■ Directions for this task:
Transcribe the listing verbatim. Do not carry over any pictures.

■ Supplied data:
— Start —
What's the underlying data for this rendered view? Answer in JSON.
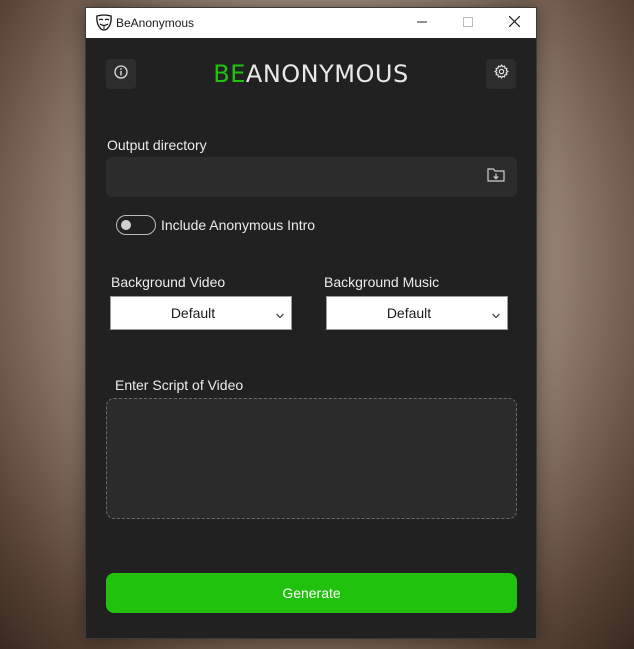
{
  "window": {
    "title": "BeAnonymous"
  },
  "header": {
    "logo_prefix": "BE",
    "logo_rest": "ANONYMOUS",
    "info_icon": "info-icon",
    "settings_icon": "gear-icon"
  },
  "output": {
    "label": "Output directory",
    "value": "",
    "placeholder": "",
    "browse_icon": "folder-download-icon"
  },
  "intro_toggle": {
    "label": "Include Anonymous Intro",
    "checked": false
  },
  "background_video": {
    "label": "Background Video",
    "selected": "Default"
  },
  "background_music": {
    "label": "Background Music",
    "selected": "Default"
  },
  "script": {
    "label": "Enter Script of Video",
    "value": ""
  },
  "actions": {
    "generate_label": "Generate"
  },
  "colors": {
    "accent": "#20c20e",
    "window_bg": "#212121",
    "field_bg": "#2c2c2c"
  }
}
— End —
■ Response to the exercise:
What's the underlying data for this rendered view? Answer in JSON.
{
  "window": {
    "title": "BeAnonymous"
  },
  "header": {
    "logo_prefix": "BE",
    "logo_rest": "ANONYMOUS",
    "info_icon": "info-icon",
    "settings_icon": "gear-icon"
  },
  "output": {
    "label": "Output directory",
    "value": "",
    "placeholder": "",
    "browse_icon": "folder-download-icon"
  },
  "intro_toggle": {
    "label": "Include Anonymous Intro",
    "checked": false
  },
  "background_video": {
    "label": "Background Video",
    "selected": "Default"
  },
  "background_music": {
    "label": "Background Music",
    "selected": "Default"
  },
  "script": {
    "label": "Enter Script of Video",
    "value": ""
  },
  "actions": {
    "generate_label": "Generate"
  },
  "colors": {
    "accent": "#20c20e",
    "window_bg": "#212121",
    "field_bg": "#2c2c2c"
  }
}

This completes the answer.